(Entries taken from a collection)
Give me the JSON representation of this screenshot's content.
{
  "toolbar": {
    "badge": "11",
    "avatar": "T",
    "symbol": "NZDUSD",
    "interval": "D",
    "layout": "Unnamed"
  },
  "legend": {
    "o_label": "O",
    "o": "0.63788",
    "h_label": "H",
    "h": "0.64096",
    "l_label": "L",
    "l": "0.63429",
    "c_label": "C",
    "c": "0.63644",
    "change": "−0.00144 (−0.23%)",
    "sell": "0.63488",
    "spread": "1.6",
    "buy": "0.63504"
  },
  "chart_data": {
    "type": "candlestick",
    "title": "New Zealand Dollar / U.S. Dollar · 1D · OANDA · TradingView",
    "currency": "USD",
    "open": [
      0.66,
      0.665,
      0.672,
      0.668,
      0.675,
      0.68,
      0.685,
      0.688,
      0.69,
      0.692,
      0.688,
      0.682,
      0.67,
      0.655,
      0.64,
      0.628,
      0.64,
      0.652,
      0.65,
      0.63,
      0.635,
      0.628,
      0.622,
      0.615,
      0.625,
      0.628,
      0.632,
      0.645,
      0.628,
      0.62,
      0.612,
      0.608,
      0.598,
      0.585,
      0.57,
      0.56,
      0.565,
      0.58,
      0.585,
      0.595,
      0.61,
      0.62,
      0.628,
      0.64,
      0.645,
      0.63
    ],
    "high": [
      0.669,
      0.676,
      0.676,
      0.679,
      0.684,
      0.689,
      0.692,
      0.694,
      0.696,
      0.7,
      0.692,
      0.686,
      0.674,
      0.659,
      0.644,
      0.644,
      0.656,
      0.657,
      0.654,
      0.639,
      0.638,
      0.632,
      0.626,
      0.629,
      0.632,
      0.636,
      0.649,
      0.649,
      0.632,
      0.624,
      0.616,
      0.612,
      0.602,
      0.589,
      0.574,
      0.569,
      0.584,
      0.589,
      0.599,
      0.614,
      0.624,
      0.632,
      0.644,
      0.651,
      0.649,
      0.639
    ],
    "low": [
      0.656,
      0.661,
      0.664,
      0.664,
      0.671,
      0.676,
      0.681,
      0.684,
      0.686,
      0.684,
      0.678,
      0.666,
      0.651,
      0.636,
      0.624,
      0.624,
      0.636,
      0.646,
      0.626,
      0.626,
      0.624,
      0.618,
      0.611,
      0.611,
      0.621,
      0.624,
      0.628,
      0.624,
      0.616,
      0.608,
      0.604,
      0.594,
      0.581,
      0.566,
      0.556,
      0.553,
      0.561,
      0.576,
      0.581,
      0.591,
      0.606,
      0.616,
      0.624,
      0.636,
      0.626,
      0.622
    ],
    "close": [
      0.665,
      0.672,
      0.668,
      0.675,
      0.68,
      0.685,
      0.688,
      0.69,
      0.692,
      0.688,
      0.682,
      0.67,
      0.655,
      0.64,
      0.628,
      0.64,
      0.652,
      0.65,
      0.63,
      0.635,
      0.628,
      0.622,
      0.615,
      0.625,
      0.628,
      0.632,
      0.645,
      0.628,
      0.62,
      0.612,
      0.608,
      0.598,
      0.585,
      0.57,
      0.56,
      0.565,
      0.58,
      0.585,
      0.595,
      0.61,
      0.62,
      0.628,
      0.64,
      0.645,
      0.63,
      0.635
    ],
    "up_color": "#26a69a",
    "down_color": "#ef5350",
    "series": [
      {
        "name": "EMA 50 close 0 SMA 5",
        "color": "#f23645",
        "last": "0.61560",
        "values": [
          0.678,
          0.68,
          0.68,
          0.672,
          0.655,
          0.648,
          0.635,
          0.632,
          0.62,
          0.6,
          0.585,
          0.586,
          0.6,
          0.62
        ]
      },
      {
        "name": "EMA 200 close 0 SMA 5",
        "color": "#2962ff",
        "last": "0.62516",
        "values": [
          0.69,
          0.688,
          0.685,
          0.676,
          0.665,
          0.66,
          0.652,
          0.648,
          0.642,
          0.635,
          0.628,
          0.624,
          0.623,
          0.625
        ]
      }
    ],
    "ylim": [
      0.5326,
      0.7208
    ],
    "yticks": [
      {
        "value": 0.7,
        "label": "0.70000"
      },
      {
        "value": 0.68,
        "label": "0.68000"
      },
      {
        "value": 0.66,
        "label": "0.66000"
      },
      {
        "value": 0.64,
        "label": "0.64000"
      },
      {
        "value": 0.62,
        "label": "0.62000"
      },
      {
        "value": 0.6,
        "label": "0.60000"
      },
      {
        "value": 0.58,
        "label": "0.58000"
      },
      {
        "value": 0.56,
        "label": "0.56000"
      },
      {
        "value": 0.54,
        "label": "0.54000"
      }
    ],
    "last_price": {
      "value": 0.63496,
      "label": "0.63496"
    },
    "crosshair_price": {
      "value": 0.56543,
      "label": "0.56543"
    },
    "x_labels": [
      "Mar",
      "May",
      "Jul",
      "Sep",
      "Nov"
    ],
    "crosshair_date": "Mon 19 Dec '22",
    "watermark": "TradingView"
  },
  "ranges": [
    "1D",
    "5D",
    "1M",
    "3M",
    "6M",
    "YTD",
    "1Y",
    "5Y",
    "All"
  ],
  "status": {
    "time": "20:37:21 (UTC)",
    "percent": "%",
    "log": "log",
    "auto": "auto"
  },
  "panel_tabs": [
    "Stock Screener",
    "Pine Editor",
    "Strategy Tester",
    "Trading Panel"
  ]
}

* _WORK TO DO_: Every entry needs to be retyped exactly.

* _FINISHED EXERCISE_:
Give me the JSON representation of this screenshot's content.
{
  "toolbar": {
    "badge": "11",
    "avatar": "T",
    "symbol": "NZDUSD",
    "interval": "D",
    "layout": "Unnamed"
  },
  "legend": {
    "o_label": "O",
    "o": "0.63788",
    "h_label": "H",
    "h": "0.64096",
    "l_label": "L",
    "l": "0.63429",
    "c_label": "C",
    "c": "0.63644",
    "change": "−0.00144 (−0.23%)",
    "sell": "0.63488",
    "spread": "1.6",
    "buy": "0.63504"
  },
  "chart_data": {
    "type": "candlestick",
    "title": "New Zealand Dollar / U.S. Dollar · 1D · OANDA · TradingView",
    "currency": "USD",
    "open": [
      0.66,
      0.665,
      0.672,
      0.668,
      0.675,
      0.68,
      0.685,
      0.688,
      0.69,
      0.692,
      0.688,
      0.682,
      0.67,
      0.655,
      0.64,
      0.628,
      0.64,
      0.652,
      0.65,
      0.63,
      0.635,
      0.628,
      0.622,
      0.615,
      0.625,
      0.628,
      0.632,
      0.645,
      0.628,
      0.62,
      0.612,
      0.608,
      0.598,
      0.585,
      0.57,
      0.56,
      0.565,
      0.58,
      0.585,
      0.595,
      0.61,
      0.62,
      0.628,
      0.64,
      0.645,
      0.63
    ],
    "high": [
      0.669,
      0.676,
      0.676,
      0.679,
      0.684,
      0.689,
      0.692,
      0.694,
      0.696,
      0.7,
      0.692,
      0.686,
      0.674,
      0.659,
      0.644,
      0.644,
      0.656,
      0.657,
      0.654,
      0.639,
      0.638,
      0.632,
      0.626,
      0.629,
      0.632,
      0.636,
      0.649,
      0.649,
      0.632,
      0.624,
      0.616,
      0.612,
      0.602,
      0.589,
      0.574,
      0.569,
      0.584,
      0.589,
      0.599,
      0.614,
      0.624,
      0.632,
      0.644,
      0.651,
      0.649,
      0.639
    ],
    "low": [
      0.656,
      0.661,
      0.664,
      0.664,
      0.671,
      0.676,
      0.681,
      0.684,
      0.686,
      0.684,
      0.678,
      0.666,
      0.651,
      0.636,
      0.624,
      0.624,
      0.636,
      0.646,
      0.626,
      0.626,
      0.624,
      0.618,
      0.611,
      0.611,
      0.621,
      0.624,
      0.628,
      0.624,
      0.616,
      0.608,
      0.604,
      0.594,
      0.581,
      0.566,
      0.556,
      0.553,
      0.561,
      0.576,
      0.581,
      0.591,
      0.606,
      0.616,
      0.624,
      0.636,
      0.626,
      0.622
    ],
    "close": [
      0.665,
      0.672,
      0.668,
      0.675,
      0.68,
      0.685,
      0.688,
      0.69,
      0.692,
      0.688,
      0.682,
      0.67,
      0.655,
      0.64,
      0.628,
      0.64,
      0.652,
      0.65,
      0.63,
      0.635,
      0.628,
      0.622,
      0.615,
      0.625,
      0.628,
      0.632,
      0.645,
      0.628,
      0.62,
      0.612,
      0.608,
      0.598,
      0.585,
      0.57,
      0.56,
      0.565,
      0.58,
      0.585,
      0.595,
      0.61,
      0.62,
      0.628,
      0.64,
      0.645,
      0.63,
      0.635
    ],
    "up_color": "#26a69a",
    "down_color": "#ef5350",
    "series": [
      {
        "name": "EMA 50 close 0 SMA 5",
        "color": "#f23645",
        "last": "0.61560",
        "values": [
          0.678,
          0.68,
          0.68,
          0.672,
          0.655,
          0.648,
          0.635,
          0.632,
          0.62,
          0.6,
          0.585,
          0.586,
          0.6,
          0.62
        ]
      },
      {
        "name": "EMA 200 close 0 SMA 5",
        "color": "#2962ff",
        "last": "0.62516",
        "values": [
          0.69,
          0.688,
          0.685,
          0.676,
          0.665,
          0.66,
          0.652,
          0.648,
          0.642,
          0.635,
          0.628,
          0.624,
          0.623,
          0.625
        ]
      }
    ],
    "ylim": [
      0.5326,
      0.7208
    ],
    "yticks": [
      {
        "value": 0.7,
        "label": "0.70000"
      },
      {
        "value": 0.68,
        "label": "0.68000"
      },
      {
        "value": 0.66,
        "label": "0.66000"
      },
      {
        "value": 0.64,
        "label": "0.64000"
      },
      {
        "value": 0.62,
        "label": "0.62000"
      },
      {
        "value": 0.6,
        "label": "0.60000"
      },
      {
        "value": 0.58,
        "label": "0.58000"
      },
      {
        "value": 0.56,
        "label": "0.56000"
      },
      {
        "value": 0.54,
        "label": "0.54000"
      }
    ],
    "last_price": {
      "value": 0.63496,
      "label": "0.63496"
    },
    "crosshair_price": {
      "value": 0.56543,
      "label": "0.56543"
    },
    "x_labels": [
      "Mar",
      "May",
      "Jul",
      "Sep",
      "Nov"
    ],
    "crosshair_date": "Mon 19 Dec '22",
    "watermark": "TradingView"
  },
  "ranges": [
    "1D",
    "5D",
    "1M",
    "3M",
    "6M",
    "YTD",
    "1Y",
    "5Y",
    "All"
  ],
  "status": {
    "time": "20:37:21 (UTC)",
    "percent": "%",
    "log": "log",
    "auto": "auto"
  },
  "panel_tabs": [
    "Stock Screener",
    "Pine Editor",
    "Strategy Tester",
    "Trading Panel"
  ]
}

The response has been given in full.